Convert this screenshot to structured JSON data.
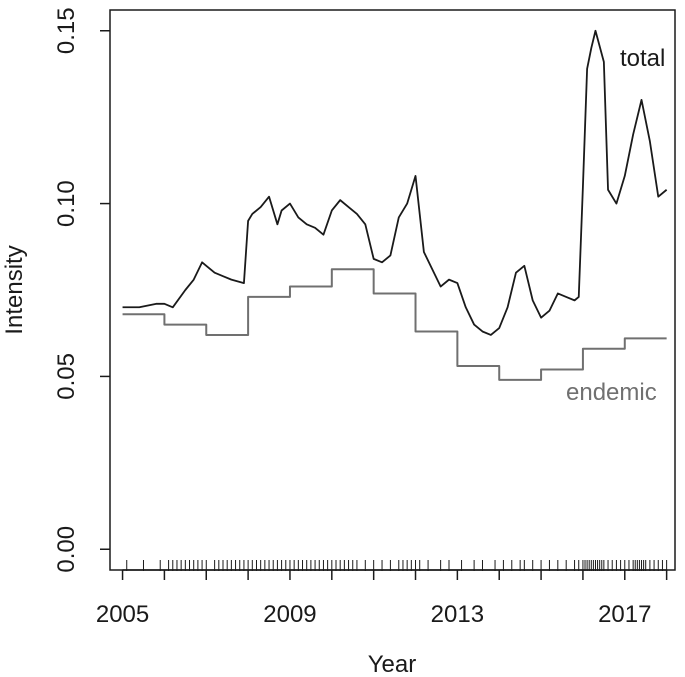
{
  "chart_data": {
    "type": "line",
    "title": "",
    "xlabel": "Year",
    "ylabel": "Intensity",
    "xlim": [
      2004.7,
      2018.2
    ],
    "ylim": [
      -0.006,
      0.156
    ],
    "grid": false,
    "legend": "none",
    "x_ticks": [
      {
        "value": 2005,
        "label": "2005"
      },
      {
        "value": 2009,
        "label": "2009"
      },
      {
        "value": 2013,
        "label": "2013"
      },
      {
        "value": 2017,
        "label": "2017"
      }
    ],
    "y_ticks": [
      {
        "value": 0.0,
        "label": "0.00"
      },
      {
        "value": 0.05,
        "label": "0.05"
      },
      {
        "value": 0.1,
        "label": "0.10"
      },
      {
        "value": 0.15,
        "label": "0.15"
      }
    ],
    "series": [
      {
        "name": "total",
        "color": "#1a1a1a",
        "x": [
          2005.0,
          2005.4,
          2005.8,
          2006.0,
          2006.2,
          2006.5,
          2006.7,
          2006.9,
          2007.0,
          2007.2,
          2007.4,
          2007.6,
          2007.9,
          2008.0,
          2008.1,
          2008.3,
          2008.5,
          2008.7,
          2008.8,
          2009.0,
          2009.2,
          2009.4,
          2009.6,
          2009.8,
          2010.0,
          2010.2,
          2010.4,
          2010.6,
          2010.8,
          2011.0,
          2011.2,
          2011.4,
          2011.6,
          2011.8,
          2012.0,
          2012.2,
          2012.4,
          2012.6,
          2012.8,
          2013.0,
          2013.2,
          2013.4,
          2013.6,
          2013.8,
          2014.0,
          2014.2,
          2014.4,
          2014.6,
          2014.8,
          2015.0,
          2015.2,
          2015.4,
          2015.6,
          2015.8,
          2015.9,
          2016.0,
          2016.1,
          2016.2,
          2016.3,
          2016.5,
          2016.6,
          2016.8,
          2017.0,
          2017.2,
          2017.4,
          2017.6,
          2017.8,
          2018.0
        ],
        "values": [
          0.07,
          0.07,
          0.071,
          0.071,
          0.07,
          0.075,
          0.078,
          0.083,
          0.082,
          0.08,
          0.079,
          0.078,
          0.077,
          0.095,
          0.097,
          0.099,
          0.102,
          0.094,
          0.098,
          0.1,
          0.096,
          0.094,
          0.093,
          0.091,
          0.098,
          0.101,
          0.099,
          0.097,
          0.094,
          0.084,
          0.083,
          0.085,
          0.096,
          0.1,
          0.108,
          0.086,
          0.081,
          0.076,
          0.078,
          0.077,
          0.07,
          0.065,
          0.063,
          0.062,
          0.064,
          0.07,
          0.08,
          0.082,
          0.072,
          0.067,
          0.069,
          0.074,
          0.073,
          0.072,
          0.073,
          0.105,
          0.139,
          0.145,
          0.15,
          0.141,
          0.104,
          0.1,
          0.108,
          0.12,
          0.13,
          0.118,
          0.102,
          0.104
        ]
      },
      {
        "name": "endemic",
        "color": "#707070",
        "x": [
          2005.0,
          2006.0,
          2007.0,
          2008.0,
          2009.0,
          2010.0,
          2011.0,
          2012.0,
          2013.0,
          2014.0,
          2015.0,
          2016.0,
          2017.0,
          2018.0
        ],
        "values": [
          0.068,
          0.065,
          0.062,
          0.073,
          0.076,
          0.081,
          0.074,
          0.063,
          0.053,
          0.049,
          0.052,
          0.058,
          0.061,
          0.061
        ]
      }
    ],
    "rug_events": [
      2005.1,
      2005.5,
      2005.9,
      2006.1,
      2006.2,
      2006.3,
      2006.4,
      2006.5,
      2006.6,
      2006.7,
      2006.8,
      2006.9,
      2007.0,
      2007.2,
      2007.3,
      2007.4,
      2007.5,
      2007.6,
      2007.7,
      2007.8,
      2007.9,
      2008.0,
      2008.1,
      2008.2,
      2008.3,
      2008.4,
      2008.5,
      2008.6,
      2008.7,
      2008.8,
      2008.9,
      2009.0,
      2009.1,
      2009.2,
      2009.3,
      2009.4,
      2009.5,
      2009.6,
      2009.7,
      2009.8,
      2009.9,
      2010.0,
      2010.1,
      2010.2,
      2010.3,
      2010.4,
      2010.5,
      2010.6,
      2010.8,
      2011.0,
      2011.2,
      2011.4,
      2011.6,
      2011.7,
      2011.8,
      2011.9,
      2012.0,
      2012.1,
      2012.3,
      2012.6,
      2012.8,
      2013.1,
      2013.4,
      2013.6,
      2013.9,
      2014.1,
      2014.3,
      2014.5,
      2014.6,
      2014.8,
      2015.0,
      2015.2,
      2015.4,
      2015.6,
      2015.8,
      2015.9,
      2016.0,
      2016.05,
      2016.1,
      2016.15,
      2016.2,
      2016.25,
      2016.3,
      2016.35,
      2016.4,
      2016.45,
      2016.5,
      2016.6,
      2016.7,
      2016.8,
      2016.9,
      2017.0,
      2017.1,
      2017.2,
      2017.25,
      2017.3,
      2017.35,
      2017.4,
      2017.45,
      2017.5,
      2017.6,
      2017.7,
      2017.8,
      2017.9,
      2018.0
    ]
  }
}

==================================================

Quote the data exactly, leaving every image out of the copy.

- **Finished exercise**:
Convert this screenshot to structured JSON data.
{
  "chart_data": {
    "type": "line",
    "title": "",
    "xlabel": "Year",
    "ylabel": "Intensity",
    "xlim": [
      2004.7,
      2018.2
    ],
    "ylim": [
      -0.006,
      0.156
    ],
    "grid": false,
    "legend": "none",
    "x_ticks": [
      {
        "value": 2005,
        "label": "2005"
      },
      {
        "value": 2009,
        "label": "2009"
      },
      {
        "value": 2013,
        "label": "2013"
      },
      {
        "value": 2017,
        "label": "2017"
      }
    ],
    "y_ticks": [
      {
        "value": 0.0,
        "label": "0.00"
      },
      {
        "value": 0.05,
        "label": "0.05"
      },
      {
        "value": 0.1,
        "label": "0.10"
      },
      {
        "value": 0.15,
        "label": "0.15"
      }
    ],
    "series": [
      {
        "name": "total",
        "color": "#1a1a1a",
        "x": [
          2005.0,
          2005.4,
          2005.8,
          2006.0,
          2006.2,
          2006.5,
          2006.7,
          2006.9,
          2007.0,
          2007.2,
          2007.4,
          2007.6,
          2007.9,
          2008.0,
          2008.1,
          2008.3,
          2008.5,
          2008.7,
          2008.8,
          2009.0,
          2009.2,
          2009.4,
          2009.6,
          2009.8,
          2010.0,
          2010.2,
          2010.4,
          2010.6,
          2010.8,
          2011.0,
          2011.2,
          2011.4,
          2011.6,
          2011.8,
          2012.0,
          2012.2,
          2012.4,
          2012.6,
          2012.8,
          2013.0,
          2013.2,
          2013.4,
          2013.6,
          2013.8,
          2014.0,
          2014.2,
          2014.4,
          2014.6,
          2014.8,
          2015.0,
          2015.2,
          2015.4,
          2015.6,
          2015.8,
          2015.9,
          2016.0,
          2016.1,
          2016.2,
          2016.3,
          2016.5,
          2016.6,
          2016.8,
          2017.0,
          2017.2,
          2017.4,
          2017.6,
          2017.8,
          2018.0
        ],
        "values": [
          0.07,
          0.07,
          0.071,
          0.071,
          0.07,
          0.075,
          0.078,
          0.083,
          0.082,
          0.08,
          0.079,
          0.078,
          0.077,
          0.095,
          0.097,
          0.099,
          0.102,
          0.094,
          0.098,
          0.1,
          0.096,
          0.094,
          0.093,
          0.091,
          0.098,
          0.101,
          0.099,
          0.097,
          0.094,
          0.084,
          0.083,
          0.085,
          0.096,
          0.1,
          0.108,
          0.086,
          0.081,
          0.076,
          0.078,
          0.077,
          0.07,
          0.065,
          0.063,
          0.062,
          0.064,
          0.07,
          0.08,
          0.082,
          0.072,
          0.067,
          0.069,
          0.074,
          0.073,
          0.072,
          0.073,
          0.105,
          0.139,
          0.145,
          0.15,
          0.141,
          0.104,
          0.1,
          0.108,
          0.12,
          0.13,
          0.118,
          0.102,
          0.104
        ]
      },
      {
        "name": "endemic",
        "color": "#707070",
        "x": [
          2005.0,
          2006.0,
          2007.0,
          2008.0,
          2009.0,
          2010.0,
          2011.0,
          2012.0,
          2013.0,
          2014.0,
          2015.0,
          2016.0,
          2017.0,
          2018.0
        ],
        "values": [
          0.068,
          0.065,
          0.062,
          0.073,
          0.076,
          0.081,
          0.074,
          0.063,
          0.053,
          0.049,
          0.052,
          0.058,
          0.061,
          0.061
        ]
      }
    ],
    "rug_events": [
      2005.1,
      2005.5,
      2005.9,
      2006.1,
      2006.2,
      2006.3,
      2006.4,
      2006.5,
      2006.6,
      2006.7,
      2006.8,
      2006.9,
      2007.0,
      2007.2,
      2007.3,
      2007.4,
      2007.5,
      2007.6,
      2007.7,
      2007.8,
      2007.9,
      2008.0,
      2008.1,
      2008.2,
      2008.3,
      2008.4,
      2008.5,
      2008.6,
      2008.7,
      2008.8,
      2008.9,
      2009.0,
      2009.1,
      2009.2,
      2009.3,
      2009.4,
      2009.5,
      2009.6,
      2009.7,
      2009.8,
      2009.9,
      2010.0,
      2010.1,
      2010.2,
      2010.3,
      2010.4,
      2010.5,
      2010.6,
      2010.8,
      2011.0,
      2011.2,
      2011.4,
      2011.6,
      2011.7,
      2011.8,
      2011.9,
      2012.0,
      2012.1,
      2012.3,
      2012.6,
      2012.8,
      2013.1,
      2013.4,
      2013.6,
      2013.9,
      2014.1,
      2014.3,
      2014.5,
      2014.6,
      2014.8,
      2015.0,
      2015.2,
      2015.4,
      2015.6,
      2015.8,
      2015.9,
      2016.0,
      2016.05,
      2016.1,
      2016.15,
      2016.2,
      2016.25,
      2016.3,
      2016.35,
      2016.4,
      2016.45,
      2016.5,
      2016.6,
      2016.7,
      2016.8,
      2016.9,
      2017.0,
      2017.1,
      2017.2,
      2017.25,
      2017.3,
      2017.35,
      2017.4,
      2017.45,
      2017.5,
      2017.6,
      2017.7,
      2017.8,
      2017.9,
      2018.0
    ]
  }
}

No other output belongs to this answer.